Exercise objective => Take each line that has the word "hiệu" and return it.

Exercise materials =>
※

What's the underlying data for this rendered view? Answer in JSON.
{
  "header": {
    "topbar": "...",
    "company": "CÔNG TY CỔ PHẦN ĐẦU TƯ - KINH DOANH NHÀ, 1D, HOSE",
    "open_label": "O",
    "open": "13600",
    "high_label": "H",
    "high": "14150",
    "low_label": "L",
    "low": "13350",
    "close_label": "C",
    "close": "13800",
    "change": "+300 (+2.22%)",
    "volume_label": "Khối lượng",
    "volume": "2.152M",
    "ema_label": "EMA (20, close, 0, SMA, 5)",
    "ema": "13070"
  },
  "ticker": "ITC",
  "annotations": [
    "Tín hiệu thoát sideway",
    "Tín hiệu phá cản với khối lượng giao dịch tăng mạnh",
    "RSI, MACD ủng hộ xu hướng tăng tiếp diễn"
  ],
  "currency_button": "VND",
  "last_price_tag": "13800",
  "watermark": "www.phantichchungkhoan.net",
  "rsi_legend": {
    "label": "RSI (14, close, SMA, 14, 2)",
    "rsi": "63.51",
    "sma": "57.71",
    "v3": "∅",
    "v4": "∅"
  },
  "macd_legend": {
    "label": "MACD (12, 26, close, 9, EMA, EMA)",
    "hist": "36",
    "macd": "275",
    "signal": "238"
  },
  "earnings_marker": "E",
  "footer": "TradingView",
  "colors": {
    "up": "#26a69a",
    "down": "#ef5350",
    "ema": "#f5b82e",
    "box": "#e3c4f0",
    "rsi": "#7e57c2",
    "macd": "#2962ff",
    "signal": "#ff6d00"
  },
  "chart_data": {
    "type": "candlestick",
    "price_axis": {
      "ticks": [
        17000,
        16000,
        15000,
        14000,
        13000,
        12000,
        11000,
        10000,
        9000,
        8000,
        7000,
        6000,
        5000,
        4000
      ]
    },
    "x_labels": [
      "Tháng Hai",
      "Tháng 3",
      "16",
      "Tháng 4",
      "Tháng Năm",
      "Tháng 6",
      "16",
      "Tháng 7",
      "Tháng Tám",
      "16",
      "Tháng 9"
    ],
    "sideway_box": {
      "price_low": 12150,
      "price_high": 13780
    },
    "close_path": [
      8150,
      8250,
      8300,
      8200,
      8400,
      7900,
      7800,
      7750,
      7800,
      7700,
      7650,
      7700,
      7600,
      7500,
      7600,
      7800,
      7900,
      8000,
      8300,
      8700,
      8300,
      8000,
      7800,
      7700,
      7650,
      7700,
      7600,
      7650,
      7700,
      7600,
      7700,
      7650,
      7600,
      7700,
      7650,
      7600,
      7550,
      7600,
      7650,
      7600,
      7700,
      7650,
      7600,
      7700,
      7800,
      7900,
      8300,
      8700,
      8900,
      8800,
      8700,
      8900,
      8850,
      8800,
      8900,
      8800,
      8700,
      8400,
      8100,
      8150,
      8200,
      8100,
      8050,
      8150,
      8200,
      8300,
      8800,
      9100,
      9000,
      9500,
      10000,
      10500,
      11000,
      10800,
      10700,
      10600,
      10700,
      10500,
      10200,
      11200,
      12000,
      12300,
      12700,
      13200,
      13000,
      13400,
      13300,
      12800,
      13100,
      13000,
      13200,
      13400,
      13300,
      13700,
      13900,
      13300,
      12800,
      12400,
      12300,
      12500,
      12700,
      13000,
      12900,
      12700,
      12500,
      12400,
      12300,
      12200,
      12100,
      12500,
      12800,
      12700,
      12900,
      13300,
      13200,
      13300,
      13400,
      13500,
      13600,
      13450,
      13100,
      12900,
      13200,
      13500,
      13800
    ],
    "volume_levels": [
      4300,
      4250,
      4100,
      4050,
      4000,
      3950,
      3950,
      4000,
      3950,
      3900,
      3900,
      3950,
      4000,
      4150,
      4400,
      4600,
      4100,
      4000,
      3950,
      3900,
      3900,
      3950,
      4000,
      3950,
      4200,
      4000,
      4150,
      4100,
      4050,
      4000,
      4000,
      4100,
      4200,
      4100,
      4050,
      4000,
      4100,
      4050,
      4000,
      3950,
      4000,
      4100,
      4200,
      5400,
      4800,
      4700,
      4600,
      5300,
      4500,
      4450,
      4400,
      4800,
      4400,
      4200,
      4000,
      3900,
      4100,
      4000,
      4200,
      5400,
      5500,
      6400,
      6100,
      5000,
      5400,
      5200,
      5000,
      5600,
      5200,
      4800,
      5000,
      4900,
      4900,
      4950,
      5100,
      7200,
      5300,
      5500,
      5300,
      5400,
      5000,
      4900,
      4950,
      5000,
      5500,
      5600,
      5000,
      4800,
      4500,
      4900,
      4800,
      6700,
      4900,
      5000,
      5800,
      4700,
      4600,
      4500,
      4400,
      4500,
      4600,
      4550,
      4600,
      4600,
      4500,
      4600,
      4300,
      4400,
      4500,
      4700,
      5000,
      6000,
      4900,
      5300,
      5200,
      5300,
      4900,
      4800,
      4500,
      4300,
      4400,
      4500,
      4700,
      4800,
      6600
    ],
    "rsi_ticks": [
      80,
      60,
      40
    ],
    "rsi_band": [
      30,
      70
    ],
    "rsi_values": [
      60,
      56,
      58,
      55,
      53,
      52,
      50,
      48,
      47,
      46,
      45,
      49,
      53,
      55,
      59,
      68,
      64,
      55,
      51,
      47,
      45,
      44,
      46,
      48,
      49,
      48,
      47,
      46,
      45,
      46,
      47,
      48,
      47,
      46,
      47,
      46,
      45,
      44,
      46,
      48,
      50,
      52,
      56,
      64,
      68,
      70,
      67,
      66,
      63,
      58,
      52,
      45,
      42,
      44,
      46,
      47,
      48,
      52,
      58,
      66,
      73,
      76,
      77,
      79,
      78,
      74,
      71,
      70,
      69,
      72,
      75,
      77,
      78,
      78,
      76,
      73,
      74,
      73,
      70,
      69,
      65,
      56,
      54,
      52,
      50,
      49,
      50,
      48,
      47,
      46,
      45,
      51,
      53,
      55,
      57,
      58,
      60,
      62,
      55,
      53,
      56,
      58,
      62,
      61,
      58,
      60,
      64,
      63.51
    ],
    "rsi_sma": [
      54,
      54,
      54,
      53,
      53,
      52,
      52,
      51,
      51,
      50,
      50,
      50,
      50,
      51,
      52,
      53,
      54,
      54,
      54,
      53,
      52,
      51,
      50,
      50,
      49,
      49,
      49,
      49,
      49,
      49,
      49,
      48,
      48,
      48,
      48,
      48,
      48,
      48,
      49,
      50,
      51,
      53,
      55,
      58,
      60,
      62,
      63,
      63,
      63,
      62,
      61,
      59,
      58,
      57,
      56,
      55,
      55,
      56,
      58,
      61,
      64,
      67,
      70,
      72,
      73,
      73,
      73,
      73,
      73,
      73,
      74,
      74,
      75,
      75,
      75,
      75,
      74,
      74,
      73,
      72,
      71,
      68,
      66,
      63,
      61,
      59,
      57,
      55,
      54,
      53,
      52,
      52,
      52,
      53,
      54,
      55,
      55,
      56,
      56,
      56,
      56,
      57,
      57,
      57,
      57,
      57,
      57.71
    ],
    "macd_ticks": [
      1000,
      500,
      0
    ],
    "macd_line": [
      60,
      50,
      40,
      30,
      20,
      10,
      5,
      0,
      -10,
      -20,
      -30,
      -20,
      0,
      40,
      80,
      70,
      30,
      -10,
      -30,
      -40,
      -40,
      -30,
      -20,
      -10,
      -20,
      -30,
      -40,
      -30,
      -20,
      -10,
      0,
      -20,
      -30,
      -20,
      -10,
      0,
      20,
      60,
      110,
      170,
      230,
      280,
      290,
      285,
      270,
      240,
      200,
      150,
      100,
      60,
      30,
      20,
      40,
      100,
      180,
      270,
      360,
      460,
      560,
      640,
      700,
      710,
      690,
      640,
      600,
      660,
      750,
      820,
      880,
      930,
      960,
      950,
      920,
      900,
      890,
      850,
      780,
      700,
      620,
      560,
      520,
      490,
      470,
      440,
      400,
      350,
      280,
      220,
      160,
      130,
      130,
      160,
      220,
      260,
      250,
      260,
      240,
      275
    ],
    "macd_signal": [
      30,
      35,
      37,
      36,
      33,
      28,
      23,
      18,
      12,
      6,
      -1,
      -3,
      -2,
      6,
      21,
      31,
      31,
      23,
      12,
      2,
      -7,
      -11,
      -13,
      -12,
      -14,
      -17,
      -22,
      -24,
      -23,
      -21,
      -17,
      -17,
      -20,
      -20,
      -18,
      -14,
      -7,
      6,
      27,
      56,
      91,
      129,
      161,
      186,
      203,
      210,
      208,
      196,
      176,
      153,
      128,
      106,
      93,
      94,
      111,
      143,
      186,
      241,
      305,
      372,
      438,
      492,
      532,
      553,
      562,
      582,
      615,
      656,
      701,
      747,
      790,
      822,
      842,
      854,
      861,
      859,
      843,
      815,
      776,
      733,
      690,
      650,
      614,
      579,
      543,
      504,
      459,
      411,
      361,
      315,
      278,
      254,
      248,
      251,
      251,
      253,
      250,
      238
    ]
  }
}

※

Final answer =>
    "Tín hiệu thoát sideway",
    "Tín hiệu phá cản với khối lượng giao dịch tăng mạnh",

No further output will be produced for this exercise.